(Excerpts from a figure dataset)
···
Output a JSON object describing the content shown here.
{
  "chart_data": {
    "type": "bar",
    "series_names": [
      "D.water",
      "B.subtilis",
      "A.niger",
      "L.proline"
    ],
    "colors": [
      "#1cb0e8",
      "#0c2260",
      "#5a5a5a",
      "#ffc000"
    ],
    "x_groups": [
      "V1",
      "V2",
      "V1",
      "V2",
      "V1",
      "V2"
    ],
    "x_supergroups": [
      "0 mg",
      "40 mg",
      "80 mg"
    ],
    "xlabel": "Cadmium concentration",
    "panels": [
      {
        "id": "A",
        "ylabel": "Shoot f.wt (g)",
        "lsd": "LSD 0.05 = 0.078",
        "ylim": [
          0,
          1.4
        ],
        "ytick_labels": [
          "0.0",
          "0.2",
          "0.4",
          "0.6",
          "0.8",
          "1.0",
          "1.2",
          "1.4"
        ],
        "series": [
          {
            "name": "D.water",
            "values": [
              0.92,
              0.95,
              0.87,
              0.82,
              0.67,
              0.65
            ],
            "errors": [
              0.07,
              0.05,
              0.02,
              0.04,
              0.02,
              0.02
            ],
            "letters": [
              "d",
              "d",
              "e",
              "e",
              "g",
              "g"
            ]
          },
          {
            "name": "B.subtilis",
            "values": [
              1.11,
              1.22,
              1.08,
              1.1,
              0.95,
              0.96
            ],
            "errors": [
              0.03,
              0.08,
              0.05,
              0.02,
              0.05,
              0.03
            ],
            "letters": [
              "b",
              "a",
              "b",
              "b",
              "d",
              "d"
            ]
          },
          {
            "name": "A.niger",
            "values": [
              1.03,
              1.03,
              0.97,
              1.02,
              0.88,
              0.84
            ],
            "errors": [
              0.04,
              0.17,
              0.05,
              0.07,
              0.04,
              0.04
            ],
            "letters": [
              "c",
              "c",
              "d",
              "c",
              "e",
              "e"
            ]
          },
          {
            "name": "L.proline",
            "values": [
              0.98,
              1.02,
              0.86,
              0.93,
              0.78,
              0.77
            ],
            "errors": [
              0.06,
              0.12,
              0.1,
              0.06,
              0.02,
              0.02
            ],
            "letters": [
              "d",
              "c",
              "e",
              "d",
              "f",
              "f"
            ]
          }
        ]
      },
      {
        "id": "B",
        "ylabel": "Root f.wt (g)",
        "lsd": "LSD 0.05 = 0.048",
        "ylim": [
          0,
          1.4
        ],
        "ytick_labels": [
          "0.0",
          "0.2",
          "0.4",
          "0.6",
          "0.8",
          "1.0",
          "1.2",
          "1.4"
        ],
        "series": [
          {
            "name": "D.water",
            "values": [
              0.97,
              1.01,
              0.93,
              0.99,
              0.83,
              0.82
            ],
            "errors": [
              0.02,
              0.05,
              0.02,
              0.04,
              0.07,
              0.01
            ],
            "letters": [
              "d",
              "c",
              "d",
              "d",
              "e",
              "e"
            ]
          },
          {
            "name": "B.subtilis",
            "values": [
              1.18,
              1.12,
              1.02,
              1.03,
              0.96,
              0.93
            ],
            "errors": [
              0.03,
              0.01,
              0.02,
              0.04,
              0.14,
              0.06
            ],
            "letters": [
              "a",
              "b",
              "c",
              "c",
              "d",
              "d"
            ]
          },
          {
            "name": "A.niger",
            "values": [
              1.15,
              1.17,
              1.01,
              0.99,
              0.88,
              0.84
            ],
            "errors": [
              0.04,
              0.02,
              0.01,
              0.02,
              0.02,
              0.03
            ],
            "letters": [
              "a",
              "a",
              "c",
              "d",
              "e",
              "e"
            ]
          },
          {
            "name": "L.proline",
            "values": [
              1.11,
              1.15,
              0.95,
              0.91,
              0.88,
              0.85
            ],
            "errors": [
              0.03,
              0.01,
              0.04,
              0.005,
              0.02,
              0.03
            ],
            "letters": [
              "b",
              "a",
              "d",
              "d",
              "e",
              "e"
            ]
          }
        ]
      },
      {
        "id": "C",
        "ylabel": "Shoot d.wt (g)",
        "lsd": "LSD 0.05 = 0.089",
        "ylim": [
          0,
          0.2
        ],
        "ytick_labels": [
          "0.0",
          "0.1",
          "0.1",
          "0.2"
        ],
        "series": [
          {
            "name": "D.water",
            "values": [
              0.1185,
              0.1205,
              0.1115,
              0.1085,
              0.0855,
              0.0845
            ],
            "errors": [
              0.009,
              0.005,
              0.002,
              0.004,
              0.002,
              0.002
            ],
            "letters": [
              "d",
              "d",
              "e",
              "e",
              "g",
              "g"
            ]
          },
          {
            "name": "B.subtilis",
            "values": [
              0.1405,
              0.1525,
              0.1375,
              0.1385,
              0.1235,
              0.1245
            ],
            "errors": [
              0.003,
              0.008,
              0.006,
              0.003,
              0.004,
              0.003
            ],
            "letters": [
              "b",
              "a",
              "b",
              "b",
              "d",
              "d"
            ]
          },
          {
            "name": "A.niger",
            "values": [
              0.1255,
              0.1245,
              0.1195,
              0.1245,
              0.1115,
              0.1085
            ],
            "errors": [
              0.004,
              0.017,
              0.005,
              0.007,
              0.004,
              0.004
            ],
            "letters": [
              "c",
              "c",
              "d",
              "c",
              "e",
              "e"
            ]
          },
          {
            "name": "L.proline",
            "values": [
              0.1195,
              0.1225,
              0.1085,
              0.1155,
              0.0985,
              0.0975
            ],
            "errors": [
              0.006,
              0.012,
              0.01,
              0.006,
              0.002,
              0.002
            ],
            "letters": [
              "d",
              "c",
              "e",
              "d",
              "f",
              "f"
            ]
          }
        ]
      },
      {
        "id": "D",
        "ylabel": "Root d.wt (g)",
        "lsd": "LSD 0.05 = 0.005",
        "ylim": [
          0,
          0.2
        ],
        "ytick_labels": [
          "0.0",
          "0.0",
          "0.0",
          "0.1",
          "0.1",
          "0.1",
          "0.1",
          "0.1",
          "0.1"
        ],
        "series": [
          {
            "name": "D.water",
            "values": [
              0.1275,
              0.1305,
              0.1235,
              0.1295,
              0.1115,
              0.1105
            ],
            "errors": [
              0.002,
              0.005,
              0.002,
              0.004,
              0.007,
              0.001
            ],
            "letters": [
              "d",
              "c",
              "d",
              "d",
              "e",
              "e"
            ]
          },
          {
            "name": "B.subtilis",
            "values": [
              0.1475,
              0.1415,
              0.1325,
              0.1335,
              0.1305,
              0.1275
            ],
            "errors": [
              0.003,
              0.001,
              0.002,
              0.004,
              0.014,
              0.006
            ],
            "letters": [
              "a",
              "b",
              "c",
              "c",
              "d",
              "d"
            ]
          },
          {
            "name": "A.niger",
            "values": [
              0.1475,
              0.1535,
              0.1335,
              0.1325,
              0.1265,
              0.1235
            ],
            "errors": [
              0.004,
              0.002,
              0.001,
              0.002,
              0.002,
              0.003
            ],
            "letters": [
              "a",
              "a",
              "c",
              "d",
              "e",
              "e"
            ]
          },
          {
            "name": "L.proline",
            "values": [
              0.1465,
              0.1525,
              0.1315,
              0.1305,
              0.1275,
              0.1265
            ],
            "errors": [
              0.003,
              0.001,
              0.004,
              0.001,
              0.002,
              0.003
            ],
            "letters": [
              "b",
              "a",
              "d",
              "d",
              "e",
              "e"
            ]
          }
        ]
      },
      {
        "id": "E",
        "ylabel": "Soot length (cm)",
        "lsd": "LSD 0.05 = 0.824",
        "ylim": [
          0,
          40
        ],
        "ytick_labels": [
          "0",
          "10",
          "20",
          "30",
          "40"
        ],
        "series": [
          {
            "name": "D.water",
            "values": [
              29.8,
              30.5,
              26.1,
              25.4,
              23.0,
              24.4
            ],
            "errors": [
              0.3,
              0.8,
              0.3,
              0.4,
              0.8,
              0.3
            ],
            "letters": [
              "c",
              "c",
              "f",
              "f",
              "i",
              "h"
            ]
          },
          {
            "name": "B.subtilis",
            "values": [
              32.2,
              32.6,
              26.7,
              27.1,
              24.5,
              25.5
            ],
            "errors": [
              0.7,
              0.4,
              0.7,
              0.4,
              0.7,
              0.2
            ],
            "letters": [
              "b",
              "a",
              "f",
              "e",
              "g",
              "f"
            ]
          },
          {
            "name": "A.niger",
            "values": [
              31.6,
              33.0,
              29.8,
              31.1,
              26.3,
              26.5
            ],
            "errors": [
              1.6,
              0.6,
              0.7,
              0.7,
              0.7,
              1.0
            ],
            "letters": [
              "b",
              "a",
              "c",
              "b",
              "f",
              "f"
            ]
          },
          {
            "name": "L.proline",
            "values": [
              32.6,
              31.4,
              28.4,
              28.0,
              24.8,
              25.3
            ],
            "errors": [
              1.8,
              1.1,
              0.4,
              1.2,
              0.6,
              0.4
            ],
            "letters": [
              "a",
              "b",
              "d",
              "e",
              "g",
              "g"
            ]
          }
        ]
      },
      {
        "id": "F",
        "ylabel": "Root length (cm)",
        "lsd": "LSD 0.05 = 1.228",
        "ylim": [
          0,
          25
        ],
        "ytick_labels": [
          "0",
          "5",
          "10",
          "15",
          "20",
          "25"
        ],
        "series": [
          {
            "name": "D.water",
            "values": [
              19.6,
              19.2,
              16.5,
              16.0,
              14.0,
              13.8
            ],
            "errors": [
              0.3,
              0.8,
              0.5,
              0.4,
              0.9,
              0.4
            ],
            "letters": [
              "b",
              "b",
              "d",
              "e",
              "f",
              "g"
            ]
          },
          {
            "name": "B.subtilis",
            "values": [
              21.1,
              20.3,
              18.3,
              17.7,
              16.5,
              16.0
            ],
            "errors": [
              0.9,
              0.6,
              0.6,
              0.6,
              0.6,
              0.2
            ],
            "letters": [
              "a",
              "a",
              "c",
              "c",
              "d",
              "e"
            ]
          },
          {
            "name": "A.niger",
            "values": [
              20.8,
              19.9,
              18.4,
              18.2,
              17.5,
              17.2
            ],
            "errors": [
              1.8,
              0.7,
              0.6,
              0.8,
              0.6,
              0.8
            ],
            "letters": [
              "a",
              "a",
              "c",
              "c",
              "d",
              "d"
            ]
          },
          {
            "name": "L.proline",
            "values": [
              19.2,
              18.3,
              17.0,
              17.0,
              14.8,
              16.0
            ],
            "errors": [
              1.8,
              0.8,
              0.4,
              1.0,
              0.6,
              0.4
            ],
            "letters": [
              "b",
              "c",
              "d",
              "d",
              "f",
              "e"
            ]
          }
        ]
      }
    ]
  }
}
···
[Task]: Which lines in the records above contain the string "Root"? Copy each one.

[Solved exercise]:
        "ylabel": "Root f.wt (g)",
        "ylabel": "Root d.wt (g)",
        "ylabel": "Root length (cm)",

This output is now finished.